Collected data:
* START *

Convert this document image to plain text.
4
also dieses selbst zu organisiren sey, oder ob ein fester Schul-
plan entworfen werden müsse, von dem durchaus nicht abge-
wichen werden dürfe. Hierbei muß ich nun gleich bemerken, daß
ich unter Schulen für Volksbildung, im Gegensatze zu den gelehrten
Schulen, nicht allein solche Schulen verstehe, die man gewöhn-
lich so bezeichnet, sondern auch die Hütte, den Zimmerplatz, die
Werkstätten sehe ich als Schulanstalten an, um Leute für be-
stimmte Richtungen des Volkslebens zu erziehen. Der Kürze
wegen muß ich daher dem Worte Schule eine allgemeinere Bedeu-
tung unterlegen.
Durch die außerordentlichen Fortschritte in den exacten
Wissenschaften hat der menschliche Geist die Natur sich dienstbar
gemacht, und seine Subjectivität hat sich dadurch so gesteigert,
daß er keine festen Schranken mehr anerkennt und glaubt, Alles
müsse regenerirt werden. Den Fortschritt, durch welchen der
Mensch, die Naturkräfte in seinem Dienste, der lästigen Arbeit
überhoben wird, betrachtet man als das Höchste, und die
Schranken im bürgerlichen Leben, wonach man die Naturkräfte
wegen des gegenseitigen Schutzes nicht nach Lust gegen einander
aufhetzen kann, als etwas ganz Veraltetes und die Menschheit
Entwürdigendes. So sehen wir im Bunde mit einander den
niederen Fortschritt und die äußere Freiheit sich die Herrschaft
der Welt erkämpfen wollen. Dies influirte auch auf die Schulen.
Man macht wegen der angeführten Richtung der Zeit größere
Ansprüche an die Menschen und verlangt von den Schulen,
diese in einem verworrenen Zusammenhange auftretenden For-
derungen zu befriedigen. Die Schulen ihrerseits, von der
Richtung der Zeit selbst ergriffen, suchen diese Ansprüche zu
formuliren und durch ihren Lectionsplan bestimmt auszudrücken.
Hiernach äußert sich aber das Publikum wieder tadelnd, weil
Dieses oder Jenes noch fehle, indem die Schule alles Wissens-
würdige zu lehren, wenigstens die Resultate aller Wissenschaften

* END *

Retype every entry word for word.

# ANSWER TO THE EXERCISE
Convert this document image to plain text.
4
also dieses selbst zu organisiren sey, oder ob ein fester Schul-
plan entworfen werden müsse, von dem durchaus nicht abge-
wichen werden dürfe. Hierbei muß ich nun gleich bemerken, daß
ich unter Schulen für Volksbildung, im Gegensatze zu den gelehrten
Schulen, nicht allein solche Schulen verstehe, die man gewöhn-
lich so bezeichnet, sondern auch die Hütte, den Zimmerplatz, die
Werkstätten sehe ich als Schulanstalten an, um Leute für be-
stimmte Richtungen des Volkslebens zu erziehen. Der Kürze
wegen muß ich daher dem Worte Schule eine allgemeinere Bedeu-
tung unterlegen.
Durch die außerordentlichen Fortschritte in den exacten
Wissenschaften hat der menschliche Geist die Natur sich dienstbar
gemacht, und seine Subjectivität hat sich dadurch so gesteigert,
daß er keine festen Schranken mehr anerkennt und glaubt, Alles
müsse regenerirt werden. Den Fortschritt, durch welchen der
Mensch, die Naturkräfte in seinem Dienste, der lästigen Arbeit
überhoben wird, betrachtet man als das Höchste, und die
Schranken im bürgerlichen Leben, wonach man die Naturkräfte
wegen des gegenseitigen Schutzes nicht nach Lust gegen einander
aufhetzen kann, als etwas ganz Veraltetes und die Menschheit
Entwürdigendes. So sehen wir im Bunde mit einander den
niederen Fortschritt und die äußere Freiheit sich die Herrschaft
der Welt erkämpfen wollen. Dies influirte auch auf die Schulen.
Man macht wegen der angeführten Richtung der Zeit größere
Ansprüche an die Menschen und verlangt von den Schulen,
diese in einem verworrenen Zusammenhange auftretenden For-
derungen zu befriedigen. Die Schulen ihrerseits, von der
Richtung der Zeit selbst ergriffen, suchen diese Ansprüche zu
formuliren und durch ihren Lectionsplan bestimmt auszudrücken.
Hiernach äußert sich aber das Publikum wieder tadelnd, weil
Dieses oder Jenes noch fehle, indem die Schule alles Wissens-
würdige zu lehren, wenigstens die Resultate aller Wissenschaften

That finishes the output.